[What needs to be done] The records should be written out in full, with nothing altered.

--- Begin Supplied entries ---

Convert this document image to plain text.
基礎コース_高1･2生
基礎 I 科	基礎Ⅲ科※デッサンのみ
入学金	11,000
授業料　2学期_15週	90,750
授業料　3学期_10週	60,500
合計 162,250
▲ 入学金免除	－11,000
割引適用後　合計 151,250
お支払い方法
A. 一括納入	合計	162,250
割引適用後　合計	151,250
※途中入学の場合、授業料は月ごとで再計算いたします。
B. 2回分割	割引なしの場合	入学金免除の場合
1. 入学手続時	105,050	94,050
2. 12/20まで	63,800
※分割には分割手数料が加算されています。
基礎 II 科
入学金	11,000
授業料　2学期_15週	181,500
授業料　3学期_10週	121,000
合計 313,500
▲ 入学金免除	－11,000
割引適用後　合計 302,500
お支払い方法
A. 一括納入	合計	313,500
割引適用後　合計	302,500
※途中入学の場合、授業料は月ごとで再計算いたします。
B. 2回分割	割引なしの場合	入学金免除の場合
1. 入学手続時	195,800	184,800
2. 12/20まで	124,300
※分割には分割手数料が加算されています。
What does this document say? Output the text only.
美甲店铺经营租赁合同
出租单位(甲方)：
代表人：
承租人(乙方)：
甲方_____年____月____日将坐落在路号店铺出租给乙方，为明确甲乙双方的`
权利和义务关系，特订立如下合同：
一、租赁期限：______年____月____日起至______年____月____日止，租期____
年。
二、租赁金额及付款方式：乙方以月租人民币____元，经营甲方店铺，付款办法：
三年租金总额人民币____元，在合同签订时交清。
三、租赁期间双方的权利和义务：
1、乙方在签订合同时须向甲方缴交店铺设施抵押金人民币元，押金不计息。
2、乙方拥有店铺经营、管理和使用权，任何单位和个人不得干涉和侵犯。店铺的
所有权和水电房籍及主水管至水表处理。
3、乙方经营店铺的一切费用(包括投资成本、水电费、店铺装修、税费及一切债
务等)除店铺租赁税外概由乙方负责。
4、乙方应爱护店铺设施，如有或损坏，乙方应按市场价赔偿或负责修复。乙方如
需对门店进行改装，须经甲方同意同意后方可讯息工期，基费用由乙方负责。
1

--- End Supplied entries ---

[In response]
Convert this document image to plain text.
基礎コース_高1･2生
基礎 I 科	基礎Ⅲ科※デッサンのみ
入学金	11,000
授業料　2学期_15週	90,750
授業料　3学期_10週	60,500
合計 162,250
▲ 入学金免除	－11,000
割引適用後　合計 151,250
お支払い方法
A. 一括納入	合計	162,250
割引適用後　合計	151,250
※途中入学の場合、授業料は月ごとで再計算いたします。
B. 2回分割	割引なしの場合	入学金免除の場合
1. 入学手続時	105,050	94,050
2. 12/20まで	63,800
※分割には分割手数料が加算されています。
基礎 II 科
入学金	11,000
授業料　2学期_15週	181,500
授業料　3学期_10週	121,000
合計 313,500
▲ 入学金免除	－11,000
割引適用後　合計 302,500
お支払い方法
A. 一括納入	合計	313,500
割引適用後　合計	302,500
※途中入学の場合、授業料は月ごとで再計算いたします。
B. 2回分割	割引なしの場合	入学金免除の場合
1. 入学手続時	195,800	184,800
2. 12/20まで	124,300
※分割には分割手数料が加算されています。
What does this document say? Output the text only.
美甲店铺经营租赁合同
出租单位(甲方)：
代表人：
承租人(乙方)：
甲方_____年____月____日将坐落在路号店铺出租给乙方，为明确甲乙双方的`
权利和义务关系，特订立如下合同：
一、租赁期限：______年____月____日起至______年____月____日止，租期____
年。
二、租赁金额及付款方式：乙方以月租人民币____元，经营甲方店铺，付款办法：
三年租金总额人民币____元，在合同签订时交清。
三、租赁期间双方的权利和义务：
1、乙方在签订合同时须向甲方缴交店铺设施抵押金人民币元，押金不计息。
2、乙方拥有店铺经营、管理和使用权，任何单位和个人不得干涉和侵犯。店铺的
所有权和水电房籍及主水管至水表处理。
3、乙方经营店铺的一切费用(包括投资成本、水电费、店铺装修、税费及一切债
务等)除店铺租赁税外概由乙方负责。
4、乙方应爱护店铺设施，如有或损坏，乙方应按市场价赔偿或负责修复。乙方如
需对门店进行改装，须经甲方同意同意后方可讯息工期，基费用由乙方负责。
1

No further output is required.